[Data records]
## start
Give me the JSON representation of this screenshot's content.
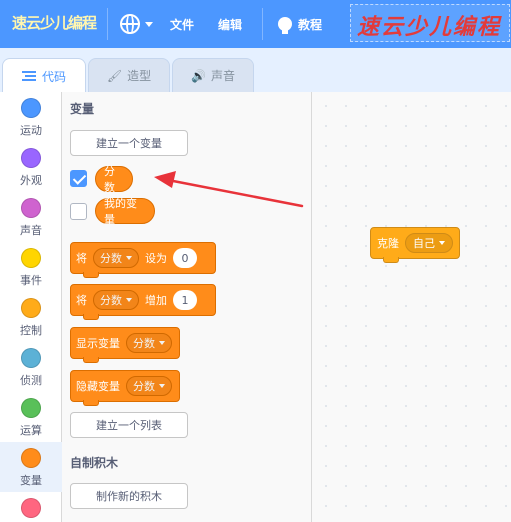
{
  "menubar": {
    "logo": "速云少儿编程",
    "file_label": "文件",
    "edit_label": "编辑",
    "tutorials_label": "教程",
    "watermark_text": "速云少儿编程"
  },
  "tabs": [
    {
      "label": "代码",
      "icon": "code-icon",
      "active": true
    },
    {
      "label": "造型",
      "icon": "brush-icon",
      "active": false
    },
    {
      "label": "声音",
      "icon": "speaker-icon",
      "active": false
    }
  ],
  "categories": [
    {
      "label": "运动",
      "color": "#4c97ff"
    },
    {
      "label": "外观",
      "color": "#9966ff"
    },
    {
      "label": "声音",
      "color": "#cf63cf"
    },
    {
      "label": "事件",
      "color": "#ffd500"
    },
    {
      "label": "控制",
      "color": "#ffab19"
    },
    {
      "label": "侦测",
      "color": "#5cb1d6"
    },
    {
      "label": "运算",
      "color": "#59c059"
    },
    {
      "label": "变量",
      "color": "#ff8c1a",
      "selected": true
    },
    {
      "label": "",
      "color": "#ff6680"
    }
  ],
  "palette": {
    "variables_title": "变量",
    "make_variable_button": "建立一个变量",
    "variables": [
      {
        "name": "分数",
        "checked": true
      },
      {
        "name": "我的变量",
        "checked": false
      }
    ],
    "set_block": {
      "verb": "将",
      "var": "分数",
      "mid": "设为",
      "value": "0"
    },
    "change_block": {
      "verb": "将",
      "var": "分数",
      "mid": "增加",
      "value": "1"
    },
    "show_block": {
      "label": "显示变量",
      "var": "分数"
    },
    "hide_block": {
      "label": "隐藏变量",
      "var": "分数"
    },
    "make_list_button": "建立一个列表",
    "my_blocks_title": "自制积木",
    "make_block_button": "制作新的积木"
  },
  "script_area": {
    "clone_block": {
      "label": "克隆",
      "target": "自己"
    }
  },
  "colors": {
    "accent": "#4c97ff",
    "variables": "#ff8c1a",
    "control": "#ffab19",
    "arrow": "#e8333a"
  }
}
## end
TASK BRIEF: Restate the listing above word for word, and skip the pictures.

WORKED ANSWER:
Give me the JSON representation of this screenshot's content.
{
  "menubar": {
    "logo": "速云少儿编程",
    "file_label": "文件",
    "edit_label": "编辑",
    "tutorials_label": "教程",
    "watermark_text": "速云少儿编程"
  },
  "tabs": [
    {
      "label": "代码",
      "icon": "code-icon",
      "active": true
    },
    {
      "label": "造型",
      "icon": "brush-icon",
      "active": false
    },
    {
      "label": "声音",
      "icon": "speaker-icon",
      "active": false
    }
  ],
  "categories": [
    {
      "label": "运动",
      "color": "#4c97ff"
    },
    {
      "label": "外观",
      "color": "#9966ff"
    },
    {
      "label": "声音",
      "color": "#cf63cf"
    },
    {
      "label": "事件",
      "color": "#ffd500"
    },
    {
      "label": "控制",
      "color": "#ffab19"
    },
    {
      "label": "侦测",
      "color": "#5cb1d6"
    },
    {
      "label": "运算",
      "color": "#59c059"
    },
    {
      "label": "变量",
      "color": "#ff8c1a",
      "selected": true
    },
    {
      "label": "",
      "color": "#ff6680"
    }
  ],
  "palette": {
    "variables_title": "变量",
    "make_variable_button": "建立一个变量",
    "variables": [
      {
        "name": "分数",
        "checked": true
      },
      {
        "name": "我的变量",
        "checked": false
      }
    ],
    "set_block": {
      "verb": "将",
      "var": "分数",
      "mid": "设为",
      "value": "0"
    },
    "change_block": {
      "verb": "将",
      "var": "分数",
      "mid": "增加",
      "value": "1"
    },
    "show_block": {
      "label": "显示变量",
      "var": "分数"
    },
    "hide_block": {
      "label": "隐藏变量",
      "var": "分数"
    },
    "make_list_button": "建立一个列表",
    "my_blocks_title": "自制积木",
    "make_block_button": "制作新的积木"
  },
  "script_area": {
    "clone_block": {
      "label": "克隆",
      "target": "自己"
    }
  },
  "colors": {
    "accent": "#4c97ff",
    "variables": "#ff8c1a",
    "control": "#ffab19",
    "arrow": "#e8333a"
  }
}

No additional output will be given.